[Task item] Start to finish, return the listing below exactly, pictures excluded.

[Exercise material]
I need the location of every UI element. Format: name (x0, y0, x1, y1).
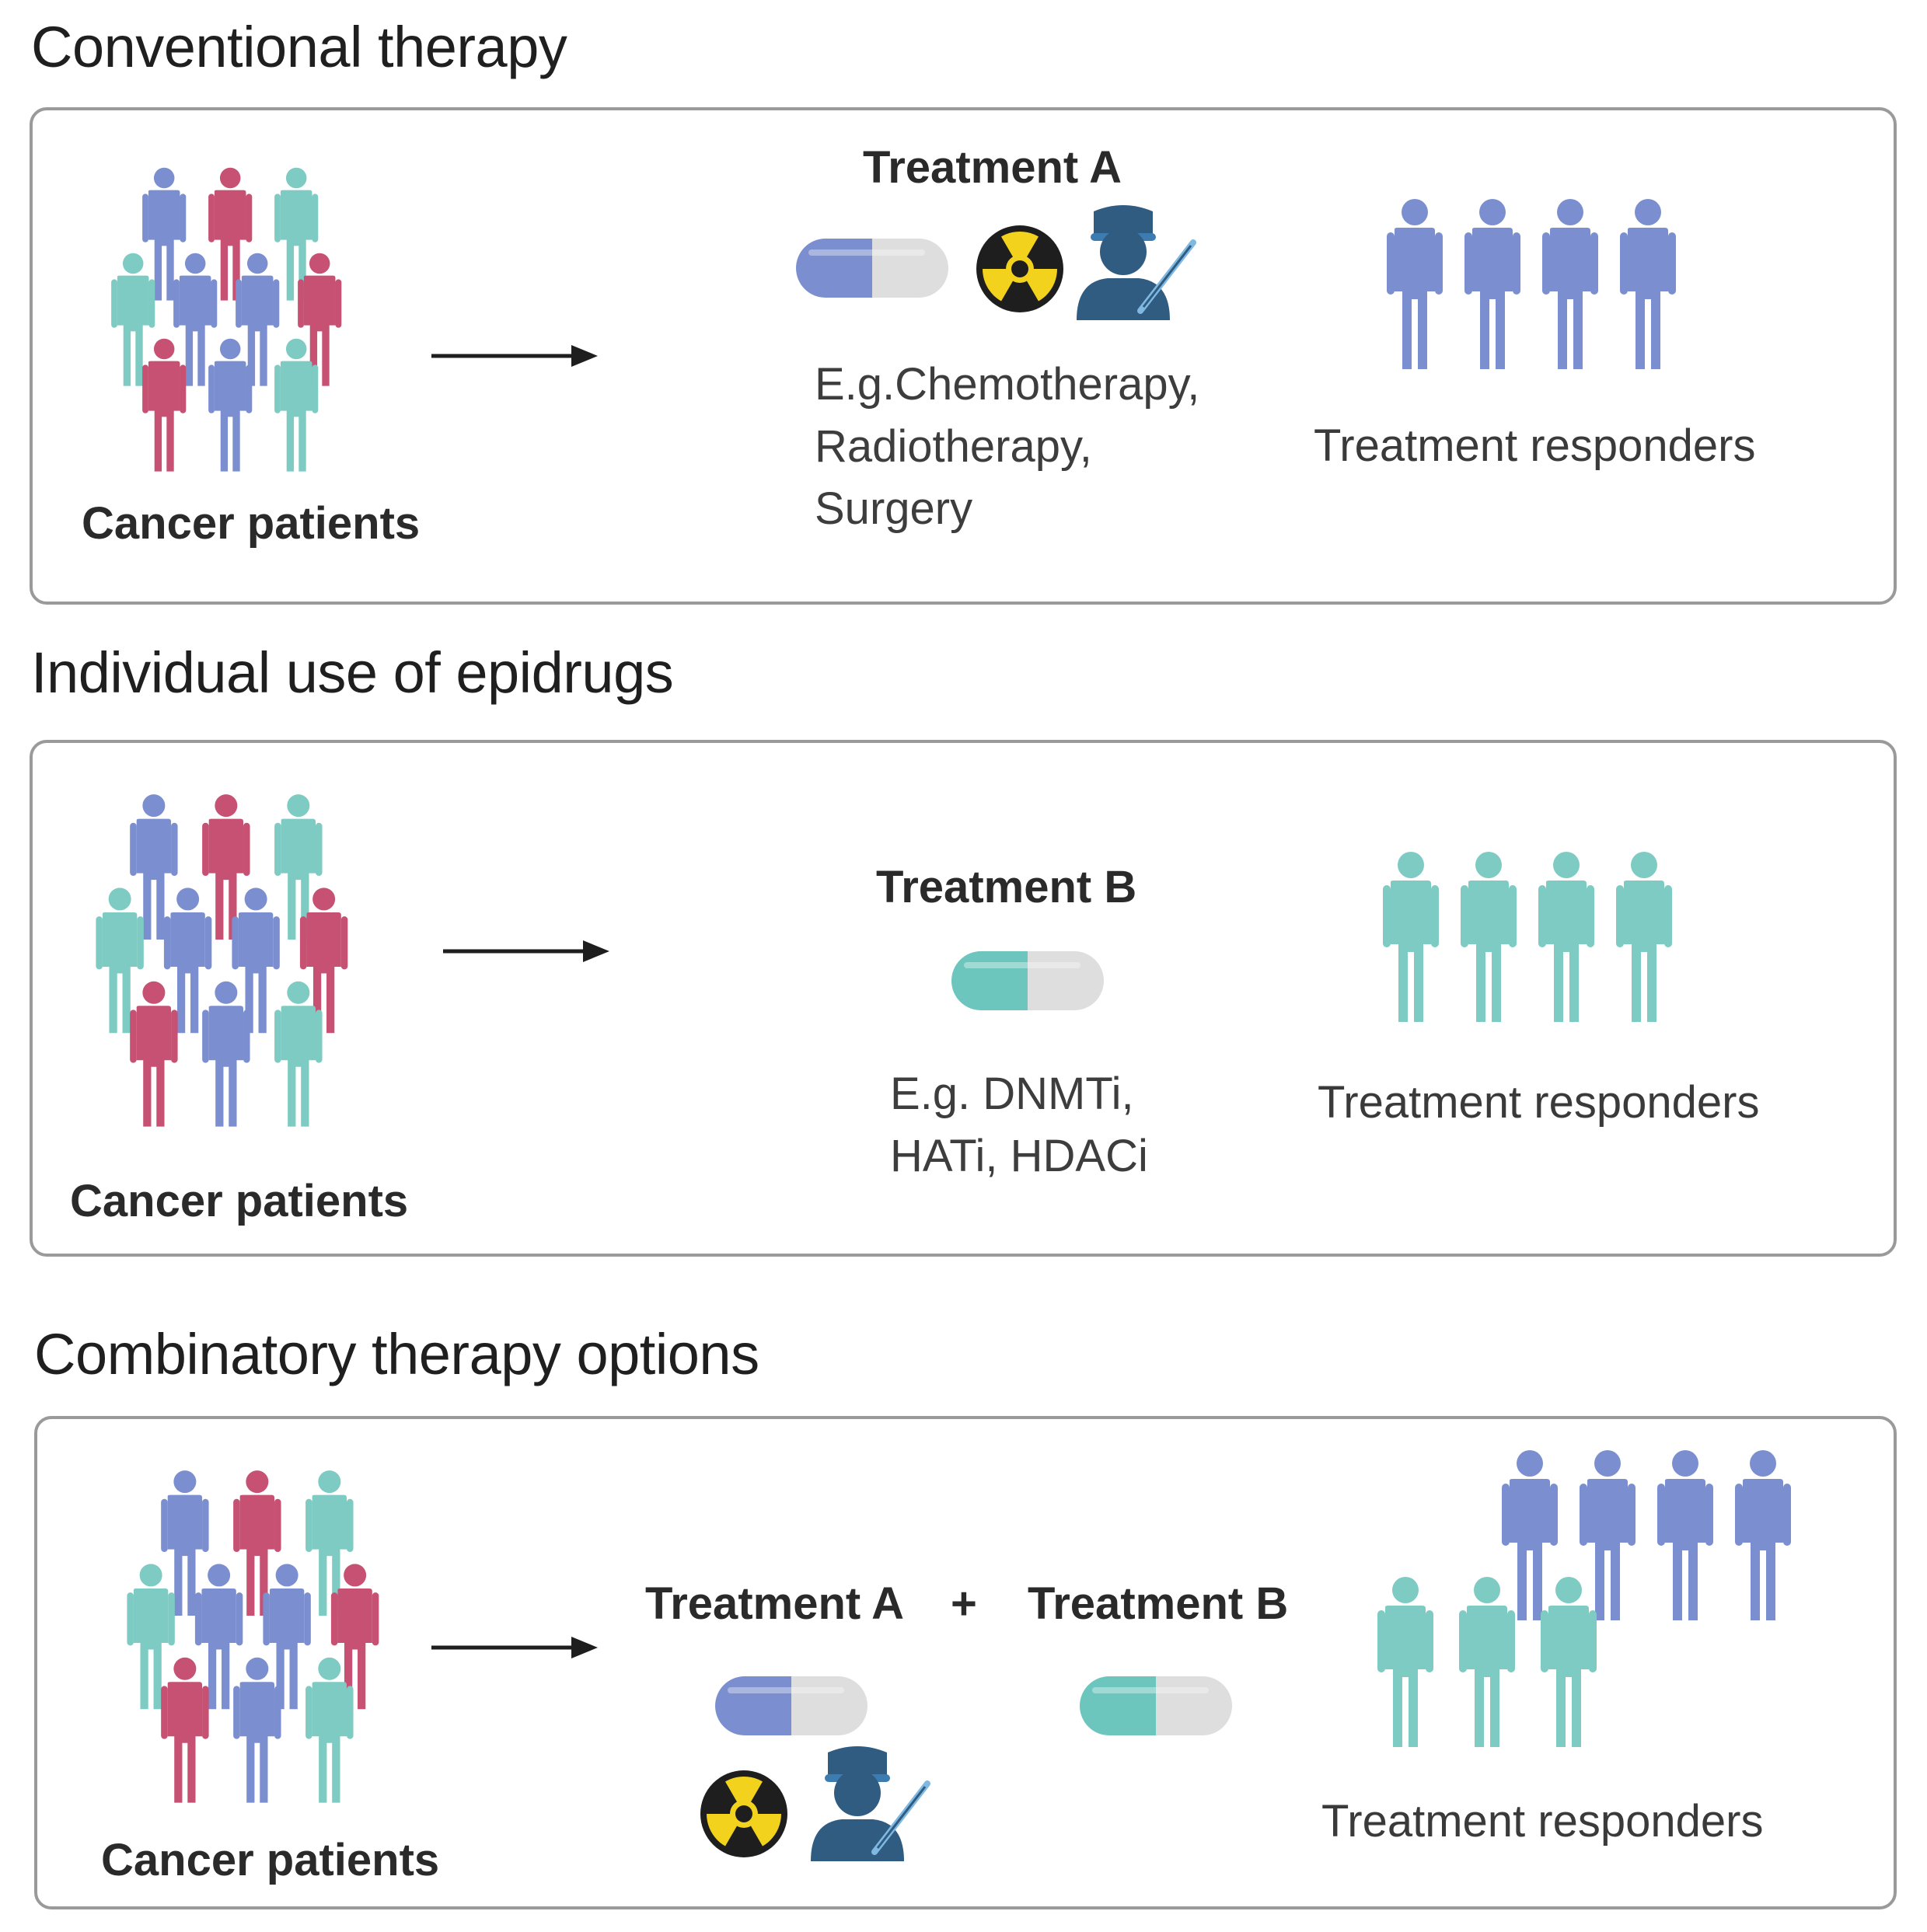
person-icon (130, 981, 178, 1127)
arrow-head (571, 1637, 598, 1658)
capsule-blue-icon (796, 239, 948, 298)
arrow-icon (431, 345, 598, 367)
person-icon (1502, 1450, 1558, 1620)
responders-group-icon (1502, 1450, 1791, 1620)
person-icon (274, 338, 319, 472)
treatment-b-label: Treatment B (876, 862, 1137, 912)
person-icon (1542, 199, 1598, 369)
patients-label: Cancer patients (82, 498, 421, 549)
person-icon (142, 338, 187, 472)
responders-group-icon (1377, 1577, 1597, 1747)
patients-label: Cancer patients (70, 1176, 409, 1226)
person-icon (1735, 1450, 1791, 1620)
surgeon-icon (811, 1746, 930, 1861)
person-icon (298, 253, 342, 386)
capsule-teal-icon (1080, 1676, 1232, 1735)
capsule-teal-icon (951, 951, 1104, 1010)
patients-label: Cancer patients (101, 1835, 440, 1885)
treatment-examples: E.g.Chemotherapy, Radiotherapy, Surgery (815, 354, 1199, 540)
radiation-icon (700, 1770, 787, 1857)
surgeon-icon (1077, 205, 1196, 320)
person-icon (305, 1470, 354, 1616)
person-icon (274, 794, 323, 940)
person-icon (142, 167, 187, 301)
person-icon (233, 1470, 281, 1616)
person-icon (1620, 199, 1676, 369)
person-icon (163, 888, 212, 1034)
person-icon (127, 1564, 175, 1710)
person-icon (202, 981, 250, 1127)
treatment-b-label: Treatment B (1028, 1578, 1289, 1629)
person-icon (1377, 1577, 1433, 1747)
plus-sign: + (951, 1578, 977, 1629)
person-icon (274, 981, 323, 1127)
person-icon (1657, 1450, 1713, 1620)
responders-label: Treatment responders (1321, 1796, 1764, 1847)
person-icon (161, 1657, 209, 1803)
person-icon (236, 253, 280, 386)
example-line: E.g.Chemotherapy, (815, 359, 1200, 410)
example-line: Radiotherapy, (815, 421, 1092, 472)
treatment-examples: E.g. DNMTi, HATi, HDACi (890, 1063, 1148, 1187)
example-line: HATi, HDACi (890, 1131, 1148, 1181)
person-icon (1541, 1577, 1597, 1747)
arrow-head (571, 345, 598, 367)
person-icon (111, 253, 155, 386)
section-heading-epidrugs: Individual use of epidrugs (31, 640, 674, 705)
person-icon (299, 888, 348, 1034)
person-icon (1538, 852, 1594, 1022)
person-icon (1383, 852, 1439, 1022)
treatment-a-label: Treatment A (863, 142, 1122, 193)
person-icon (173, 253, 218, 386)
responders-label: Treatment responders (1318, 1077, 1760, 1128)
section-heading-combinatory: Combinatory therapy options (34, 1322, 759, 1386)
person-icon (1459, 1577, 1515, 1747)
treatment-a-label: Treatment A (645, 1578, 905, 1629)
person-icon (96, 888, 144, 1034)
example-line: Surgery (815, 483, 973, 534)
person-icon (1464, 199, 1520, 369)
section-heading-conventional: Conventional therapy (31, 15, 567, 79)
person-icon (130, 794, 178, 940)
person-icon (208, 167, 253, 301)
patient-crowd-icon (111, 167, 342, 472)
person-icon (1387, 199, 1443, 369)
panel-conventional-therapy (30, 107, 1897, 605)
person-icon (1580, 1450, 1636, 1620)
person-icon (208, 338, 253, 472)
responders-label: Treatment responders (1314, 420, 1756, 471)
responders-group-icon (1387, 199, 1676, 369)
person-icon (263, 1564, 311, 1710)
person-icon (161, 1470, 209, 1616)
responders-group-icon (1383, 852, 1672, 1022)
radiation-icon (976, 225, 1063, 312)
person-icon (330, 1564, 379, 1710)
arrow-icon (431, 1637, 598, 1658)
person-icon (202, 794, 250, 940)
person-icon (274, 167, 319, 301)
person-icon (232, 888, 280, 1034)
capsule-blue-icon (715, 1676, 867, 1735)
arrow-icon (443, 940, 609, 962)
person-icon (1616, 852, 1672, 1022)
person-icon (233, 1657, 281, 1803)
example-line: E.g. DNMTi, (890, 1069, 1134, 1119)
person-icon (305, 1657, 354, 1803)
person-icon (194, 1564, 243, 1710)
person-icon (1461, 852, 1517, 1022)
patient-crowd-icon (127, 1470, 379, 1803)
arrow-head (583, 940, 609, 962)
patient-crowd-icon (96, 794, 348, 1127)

[Final answer]
I need the location of every UI element. Format: name (x0, y0, x1, y1).
person-icon (130, 981, 178, 1127)
arrow-head (571, 1637, 598, 1658)
capsule-blue-icon (796, 239, 948, 298)
arrow-icon (431, 345, 598, 367)
person-icon (1502, 1450, 1558, 1620)
responders-group-icon (1502, 1450, 1791, 1620)
person-icon (274, 338, 319, 472)
treatment-b-label: Treatment B (876, 862, 1137, 912)
person-icon (1542, 199, 1598, 369)
patients-label: Cancer patients (82, 498, 421, 549)
person-icon (142, 338, 187, 472)
responders-group-icon (1377, 1577, 1597, 1747)
patients-label: Cancer patients (70, 1176, 409, 1226)
person-icon (1735, 1450, 1791, 1620)
surgeon-icon (811, 1746, 930, 1861)
person-icon (298, 253, 342, 386)
capsule-teal-icon (1080, 1676, 1232, 1735)
capsule-teal-icon (951, 951, 1104, 1010)
patients-label: Cancer patients (101, 1835, 440, 1885)
treatment-examples: E.g.Chemotherapy, Radiotherapy, Surgery (815, 354, 1199, 540)
radiation-icon (700, 1770, 787, 1857)
surgeon-icon (1077, 205, 1196, 320)
person-icon (305, 1470, 354, 1616)
person-icon (274, 794, 323, 940)
person-icon (142, 167, 187, 301)
person-icon (233, 1470, 281, 1616)
person-icon (1620, 199, 1676, 369)
person-icon (163, 888, 212, 1034)
person-icon (127, 1564, 175, 1710)
person-icon (202, 981, 250, 1127)
treatment-b-label: Treatment B (1028, 1578, 1289, 1629)
person-icon (1377, 1577, 1433, 1747)
plus-sign: + (951, 1578, 977, 1629)
person-icon (274, 981, 323, 1127)
person-icon (1657, 1450, 1713, 1620)
responders-label: Treatment responders (1321, 1796, 1764, 1847)
person-icon (161, 1657, 209, 1803)
person-icon (236, 253, 280, 386)
example-line: E.g.Chemotherapy, (815, 359, 1200, 410)
example-line: Radiotherapy, (815, 421, 1092, 472)
treatment-examples: E.g. DNMTi, HATi, HDACi (890, 1063, 1148, 1187)
example-line: HATi, HDACi (890, 1131, 1148, 1181)
person-icon (1541, 1577, 1597, 1747)
arrow-head (571, 345, 598, 367)
person-icon (111, 253, 155, 386)
section-heading-epidrugs: Individual use of epidrugs (31, 640, 674, 705)
person-icon (299, 888, 348, 1034)
person-icon (1538, 852, 1594, 1022)
person-icon (1383, 852, 1439, 1022)
treatment-a-label: Treatment A (863, 142, 1122, 193)
person-icon (173, 253, 218, 386)
responders-label: Treatment responders (1318, 1077, 1760, 1128)
section-heading-combinatory: Combinatory therapy options (34, 1322, 759, 1386)
person-icon (1459, 1577, 1515, 1747)
treatment-a-label: Treatment A (645, 1578, 905, 1629)
person-icon (96, 888, 144, 1034)
example-line: Surgery (815, 483, 973, 534)
person-icon (1464, 199, 1520, 369)
section-heading-conventional: Conventional therapy (31, 15, 567, 79)
person-icon (130, 794, 178, 940)
person-icon (208, 167, 253, 301)
patient-crowd-icon (111, 167, 342, 472)
person-icon (1387, 199, 1443, 369)
panel-conventional-therapy (30, 107, 1897, 605)
person-icon (1580, 1450, 1636, 1620)
person-icon (208, 338, 253, 472)
responders-label: Treatment responders (1314, 420, 1756, 471)
responders-group-icon (1387, 199, 1676, 369)
person-icon (263, 1564, 311, 1710)
person-icon (161, 1470, 209, 1616)
responders-group-icon (1383, 852, 1672, 1022)
radiation-icon (976, 225, 1063, 312)
person-icon (330, 1564, 379, 1710)
arrow-icon (431, 1637, 598, 1658)
person-icon (202, 794, 250, 940)
person-icon (274, 167, 319, 301)
person-icon (232, 888, 280, 1034)
capsule-blue-icon (715, 1676, 867, 1735)
arrow-icon (443, 940, 609, 962)
person-icon (1616, 852, 1672, 1022)
person-icon (233, 1657, 281, 1803)
example-line: E.g. DNMTi, (890, 1069, 1134, 1119)
person-icon (305, 1657, 354, 1803)
person-icon (194, 1564, 243, 1710)
person-icon (1461, 852, 1517, 1022)
patient-crowd-icon (127, 1470, 379, 1803)
arrow-head (583, 940, 609, 962)
patient-crowd-icon (96, 794, 348, 1127)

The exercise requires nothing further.